Tasks to complete -
a. According to the text on the Orr-Sommerfeld equation, which boundary conditions apply at the channel top and bottom?
b. Write out the Orr-Sommerfeld text word for word, from "is the Reynolds" to "amplified in time.".
c. Continue the text on the Orr-Sommerfeld equation from where it stops.

Extracted text -

=-=-=

Orr–Sommerfeld equation: Difference between revisions

The Orr-Sommerfeld equation, in fluid dynamics, is an eigenvalue equation describing the linear two-dimensional modes of disturbance to a viscous parallel flow. A parallel, laminar flow that solves the Navier-Stokes equations can become unstable if certain conditions on the flow are satisfied, and the Orr-Sommerfeld equation determines precisely what these conditions are.

Formulation

A schematic diagram of the base state of the system. The flow under investigation represents a small perturbation away from this state. While the base state is parallel, the perturbation velocity has components in both directions.

The equation is derived by solving a linearized version of the Navier-Stokes equation for the perturbation velocity field

${\displaystyle \mathbf {u} =\left(U(z)+u'(x,z,t),0,w'(x,z,t)\right)}$,

where ${\displaystyle (U(z),0,0)}$ is the unperturbed or basic flow. The perturbation velocity has the wave-like solution ${\displaystyle \mathbf {u} '\propto \exp(i\alpha (x-ct))}$ (real part understood). Using this knowledge, and the streamfunction representation for the flow, the following dimensional form of the Orr-Sommerfeld equation is obtained:

${\displaystyle {\frac {\mu }{i\alpha \rho }}\left({d^{2} \over dz^{2}}-\alpha ^{2}\right)^{2}\varphi =(U-c)\left({d^{2} \over dz^{2}}-\alpha ^{2}\right)\varphi -U''\varphi }$,

where ${\displaystyle \mu }$ is the dynamic viscosity of the fluid, ${\displaystyle \rho }$ is its density, and ${\displaystyle \varphi }$ is the streamfunction. The equation can be written in non-dimensional form by measuring velocities according to a scale set by some characteristic velocity ${\displaystyle U_{0}}$, and by measuring lengths according to channel depth ${\displaystyle h}$. Then the equation takes the form

${\displaystyle {1 \over i\alpha \,Re}\left({d^{2} \over dz^{2}}-\alpha ^{2}\right)^{2}\varphi =(U-c)\left({d^{2} \over dz^{2}}-\alpha ^{2}\right)\varphi -U''\varphi }$,

where

${\displaystyle Re={\frac {\rho U_{0}h}{\mu }}}$

is the Reynolds number of the basic flow. The relevant boundary conditions are the no-slip boundary conditions at the channel top and bottom ${\displaystyle z=z_{1}}$ and ${\displaystyle z=z_{2}}$,

${\displaystyle \alpha \varphi ={d\varphi \over dz}=0}$ at ${\displaystyle z=z_{1}}$ and ${\displaystyle z=z_{2}}$,

The eigenvalue parameter of the problem is ${\displaystyle c}$ and the eigenvector is ${\displaystyle \varphi }$. If the imaginary part of the wave speed ${\displaystyle c}$ is positive, then the base flow is unstable, and the small perturbation introduced to the system is amplified in time.

=-=-=

Entries -
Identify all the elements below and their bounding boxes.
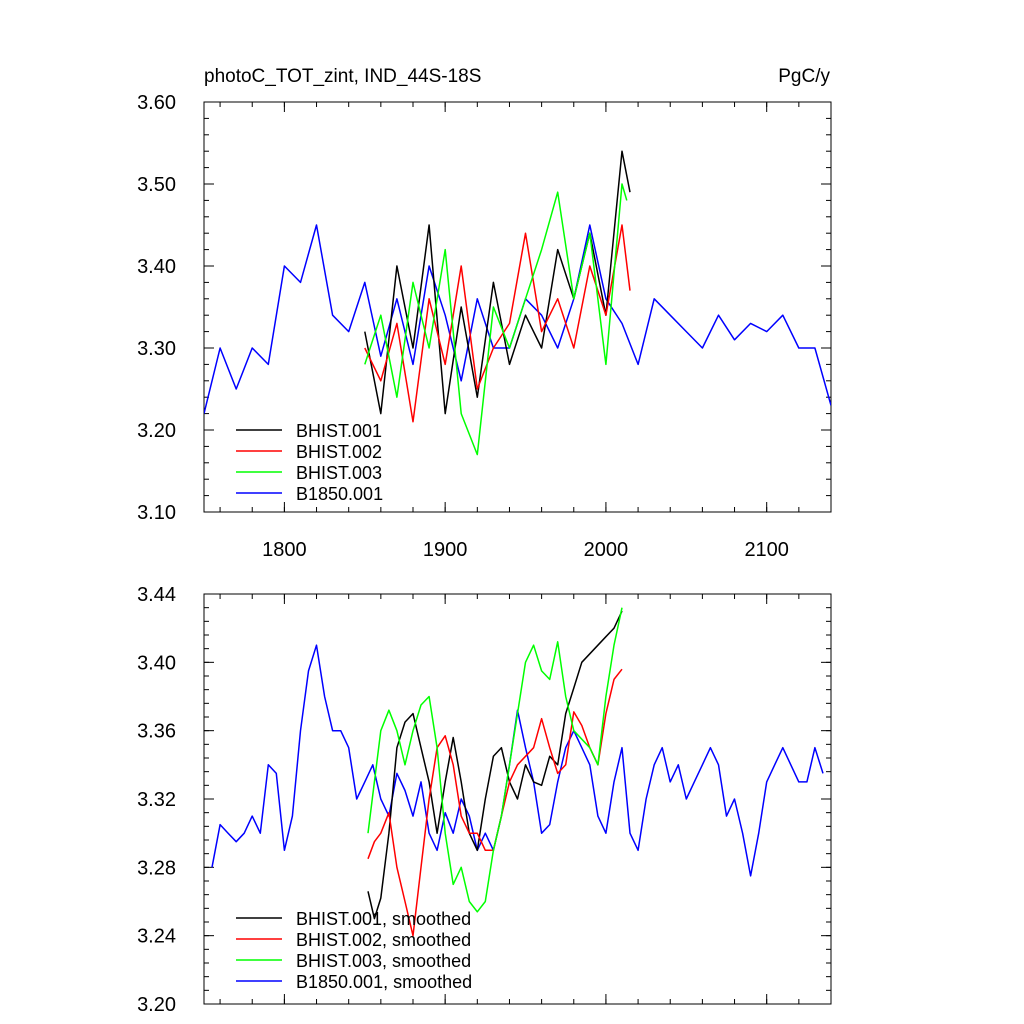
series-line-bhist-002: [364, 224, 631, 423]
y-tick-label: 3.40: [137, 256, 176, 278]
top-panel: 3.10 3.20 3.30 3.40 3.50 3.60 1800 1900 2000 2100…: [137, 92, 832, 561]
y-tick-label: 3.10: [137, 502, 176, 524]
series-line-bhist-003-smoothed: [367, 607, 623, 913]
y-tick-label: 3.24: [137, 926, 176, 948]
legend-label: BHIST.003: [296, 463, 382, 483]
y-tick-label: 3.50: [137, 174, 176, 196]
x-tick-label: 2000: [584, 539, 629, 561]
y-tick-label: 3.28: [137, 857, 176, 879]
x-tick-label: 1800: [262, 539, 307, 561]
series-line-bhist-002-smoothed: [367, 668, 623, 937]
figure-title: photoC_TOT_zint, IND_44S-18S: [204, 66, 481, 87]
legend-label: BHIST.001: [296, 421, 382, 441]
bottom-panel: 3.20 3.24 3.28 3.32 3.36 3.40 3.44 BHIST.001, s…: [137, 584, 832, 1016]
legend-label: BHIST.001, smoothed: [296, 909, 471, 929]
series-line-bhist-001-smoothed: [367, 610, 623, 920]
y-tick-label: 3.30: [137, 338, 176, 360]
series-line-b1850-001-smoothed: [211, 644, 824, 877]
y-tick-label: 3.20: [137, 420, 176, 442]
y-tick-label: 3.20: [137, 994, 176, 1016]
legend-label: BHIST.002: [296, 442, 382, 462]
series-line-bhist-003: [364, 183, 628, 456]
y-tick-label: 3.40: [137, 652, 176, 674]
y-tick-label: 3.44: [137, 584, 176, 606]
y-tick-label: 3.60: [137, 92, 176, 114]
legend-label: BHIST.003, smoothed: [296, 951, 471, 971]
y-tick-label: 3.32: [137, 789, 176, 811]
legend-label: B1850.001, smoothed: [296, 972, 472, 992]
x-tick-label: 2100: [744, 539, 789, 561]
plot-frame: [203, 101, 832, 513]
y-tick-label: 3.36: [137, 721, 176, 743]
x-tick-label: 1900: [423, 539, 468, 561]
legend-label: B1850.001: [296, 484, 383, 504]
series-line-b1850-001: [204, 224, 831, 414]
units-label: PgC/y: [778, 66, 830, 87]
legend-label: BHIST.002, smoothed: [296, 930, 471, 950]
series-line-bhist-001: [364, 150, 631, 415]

=-=-=

Responses for each task -
a. The no-slip boundary conditions.

b.
is the Reynolds number of the basic flow. The relevant boundary conditions are the no-slip boundary conditions at the channel top and bottom ${\displaystyle z=z_{1}}$ and ${\displaystyle z=z_{2}}$,

${\displaystyle \alpha \varphi ={d\varphi \over dz}=0}$ at ${\displaystyle z=z_{1}}$ and ${\displaystyle z=z_{2}}$,

The eigenvalue parameter of the problem is ${\displaystyle c}$ and the eigenvector is ${\displaystyle \varphi }$. If the imaginary part of the wave speed ${\displaystyle c}$ is positive, then the base flow is unstable, and the small perturbation introduced to the system is amplified in time.

c.
Solutions

For all but the simplest of velocity profiles ${\displaystyle U}$, numerical or asymptotic methods are required to calculate solutions. Some typical flow profiles are discussed below.

The spectrum of the Orr--Sommerfeld for Poiseuille flow at criticality.

Dispersion curves of the Poiseuille flow for verious Reynolds numbers.

For Poiseuille flow, it has been shown that the flow is unstable (i.e. one or more eigenvalues ${\displaystyle c}$ has a positive imaginary part) for some ${\displaystyle \alpha }$ when ${\displaystyle Re>Re_{c}=5772.22}$ and the neutrally stable mode at ${\displaystyle Re=Re_{c}}$ having ${\displaystyle \alpha _{c}=1.02056}$, ${\displaystyle c_{r}=0.264002}$. ^[1] To see the stability properties of the system, it is customary to plot a dispersion curve, that is, a plot of the growth rate ${\displaystyle {\text{Im}}(\alpha {c})}$ as a function of the wavenumber ${\displaystyle \alpha }$.

The first figure shows the spectrum of the Orr--Sommerfeld equation at the critical values listed above. This is a plot of the eigenvalues (in the form ${\displaystyle \lambda =-i\alpha {c}}$) in the complex plane. The rightmost eigenvalue is the most unstable one. At the critical values of Reynolds number and wavenumber, the rightmost eigenvalue is exactly zero. For higher (lower) values of Reynolds number, the rightmost eigenvalue shifts into the positive (negative) half of the complex plane. Then, a fuller picture of the stability properties is given by a plot exhibiting the functional dependence of this eigenvalue; this is shown in the second figure.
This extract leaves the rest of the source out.